(Problem description): Repeat all the material exactly; pictures stay out of your copy.

(Part of a data file):

>> Begin

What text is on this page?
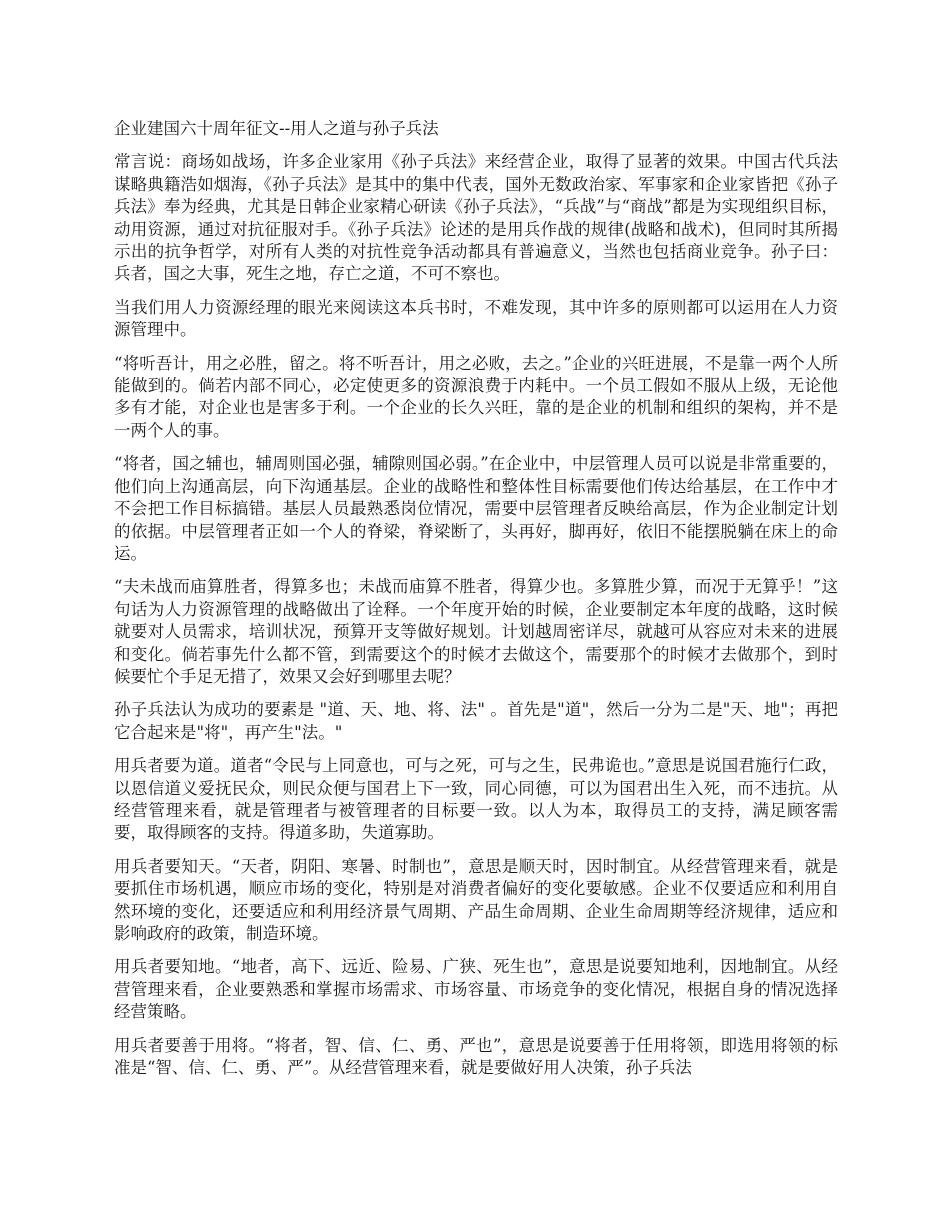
企业建国六十周年征文--用人之道与孙子兵法

常言说：商场如战场，许多企业家用《孙子兵法》来经营企业，取得了显著的效果。中国古代兵法谋略典籍浩如烟海，《孙子兵法》是其中的集中代表，国外无数政治家、军事家和企业家皆把《孙子兵法》奉为经典，尤其是日韩企业家精心研读《孙子兵法》，“兵战”与“商战”都是为实现组织目标，动用资源，通过对抗征服对手。《孙子兵法》论述的是用兵作战的规律(战略和战术)，但同时其所揭示出的抗争哲学，对所有人类的对抗性竞争活动都具有普遍意义，当然也包括商业竞争。孙子曰：兵者，国之大事，死生之地，存亡之道，不可不察也。

当我们用人力资源经理的眼光来阅读这本兵书时，不难发现，其中许多的原则都可以运用在人力资源管理中。

“将听吾计，用之必胜，留之。将不听吾计，用之必败，去之。”企业的兴旺进展，不是靠一两个人所能做到的。倘若内部不同心，必定使更多的资源浪费于内耗中。一个员工假如不服从上级，无论他多有才能，对企业也是害多于利。一个企业的长久兴旺，靠的是企业的机制和组织的架构，并不是一两个人的事。

“将者，国之辅也，辅周则国必强，辅隙则国必弱。”在企业中，中层管理人员可以说是非常重要的，他们向上沟通高层，向下沟通基层。企业的战略性和整体性目标需要他们传达给基层，在工作中才不会把工作目标搞错。基层人员最熟悉岗位情况，需要中层管理者反映给高层，作为企业制定计划的依据。中层管理者正如一个人的脊梁，脊梁断了，头再好，脚再好，依旧不能摆脱躺在床上的命运。

“夫未战而庙算胜者，得算多也；未战而庙算不胜者，得算少也。多算胜少算，而况于无算乎！”这句话为人力资源管理的战略做出了诠释。一个年度开始的时候，企业要制定本年度的战略，这时候就要对人员需求，培训状况，预算开支等做好规划。计划越周密详尽，就越可从容应对未来的进展和变化。倘若事先什么都不管，到需要这个的时候才去做这个，需要那个的时候才去做那个，到时候要忙个手足无措了，效果又会好到哪里去呢？

孙子兵法认为成功的要素是 "道、天、地、将、法" 。首先是"道"，然后一分为二是"天、地"；再把它合起来是"将"，再产生"法。"

用兵者要为道。道者“令民与上同意也，可与之死，可与之生，民弗诡也。”意思是说国君施行仁政，以恩信道义爱抚民众，则民众便与国君上下一致，同心同德，可以为国君出生入死，而不违抗。从经营管理来看，就是管理者与被管理者的目标要一致。以人为本，取得员工的支持，满足顾客需要，取得顾客的支持。得道多助，失道寡助。

用兵者要知天。“天者，阴阳、寒暑、时制也”，意思是顺天时，因时制宜。从经营管理来看，就是要抓住市场机遇，顺应市场的变化，特别是对消费者偏好的变化要敏感。企业不仅要适应和利用自然环境的变化，还要适应和利用经济景气周期、产品生命周期、企业生命周期等经济规律，适应和影响政府的政策，制造环境。

用兵者要知地。“地者，高下、远近、险易、广狭、死生也”，意思是说要知地利，因地制宜。从经营管理来看，企业要熟悉和掌握市场需求、市场容量、市场竞争的变化情况，根据自身的情况选择经营策略。

用兵者要善于用将。“将者，智、信、仁、勇、严也”，意思是说要善于任用将领，即选用将领的标准是“智、信、仁、勇、严”。从经营管理来看，就是要做好用人决策，孙子兵法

>> End

(Expected output):
What text is on this page?
企业建国六十周年征文--用人之道与孙子兵法

常言说：商场如战场，许多企业家用《孙子兵法》来经营企业，取得了显著的效果。中国古代兵法谋略典籍浩如烟海，《孙子兵法》是其中的集中代表，国外无数政治家、军事家和企业家皆把《孙子兵法》奉为经典，尤其是日韩企业家精心研读《孙子兵法》，“兵战”与“商战”都是为实现组织目标，动用资源，通过对抗征服对手。《孙子兵法》论述的是用兵作战的规律(战略和战术)，但同时其所揭示出的抗争哲学，对所有人类的对抗性竞争活动都具有普遍意义，当然也包括商业竞争。孙子曰：兵者，国之大事，死生之地，存亡之道，不可不察也。

当我们用人力资源经理的眼光来阅读这本兵书时，不难发现，其中许多的原则都可以运用在人力资源管理中。

“将听吾计，用之必胜，留之。将不听吾计，用之必败，去之。”企业的兴旺进展，不是靠一两个人所能做到的。倘若内部不同心，必定使更多的资源浪费于内耗中。一个员工假如不服从上级，无论他多有才能，对企业也是害多于利。一个企业的长久兴旺，靠的是企业的机制和组织的架构，并不是一两个人的事。

“将者，国之辅也，辅周则国必强，辅隙则国必弱。”在企业中，中层管理人员可以说是非常重要的，他们向上沟通高层，向下沟通基层。企业的战略性和整体性目标需要他们传达给基层，在工作中才不会把工作目标搞错。基层人员最熟悉岗位情况，需要中层管理者反映给高层，作为企业制定计划的依据。中层管理者正如一个人的脊梁，脊梁断了，头再好，脚再好，依旧不能摆脱躺在床上的命运。

“夫未战而庙算胜者，得算多也；未战而庙算不胜者，得算少也。多算胜少算，而况于无算乎！”这句话为人力资源管理的战略做出了诠释。一个年度开始的时候，企业要制定本年度的战略，这时候就要对人员需求，培训状况，预算开支等做好规划。计划越周密详尽，就越可从容应对未来的进展和变化。倘若事先什么都不管，到需要这个的时候才去做这个，需要那个的时候才去做那个，到时候要忙个手足无措了，效果又会好到哪里去呢？

孙子兵法认为成功的要素是 "道、天、地、将、法" 。首先是"道"，然后一分为二是"天、地"；再把它合起来是"将"，再产生"法。"

用兵者要为道。道者“令民与上同意也，可与之死，可与之生，民弗诡也。”意思是说国君施行仁政，以恩信道义爱抚民众，则民众便与国君上下一致，同心同德，可以为国君出生入死，而不违抗。从经营管理来看，就是管理者与被管理者的目标要一致。以人为本，取得员工的支持，满足顾客需要，取得顾客的支持。得道多助，失道寡助。

用兵者要知天。“天者，阴阳、寒暑、时制也”，意思是顺天时，因时制宜。从经营管理来看，就是要抓住市场机遇，顺应市场的变化，特别是对消费者偏好的变化要敏感。企业不仅要适应和利用自然环境的变化，还要适应和利用经济景气周期、产品生命周期、企业生命周期等经济规律，适应和影响政府的政策，制造环境。

用兵者要知地。“地者，高下、远近、险易、广狭、死生也”，意思是说要知地利，因地制宜。从经营管理来看，企业要熟悉和掌握市场需求、市场容量、市场竞争的变化情况，根据自身的情况选择经营策略。

用兵者要善于用将。“将者，智、信、仁、勇、严也”，意思是说要善于任用将领，即选用将领的标准是“智、信、仁、勇、严”。从经营管理来看，就是要做好用人决策，孙子兵法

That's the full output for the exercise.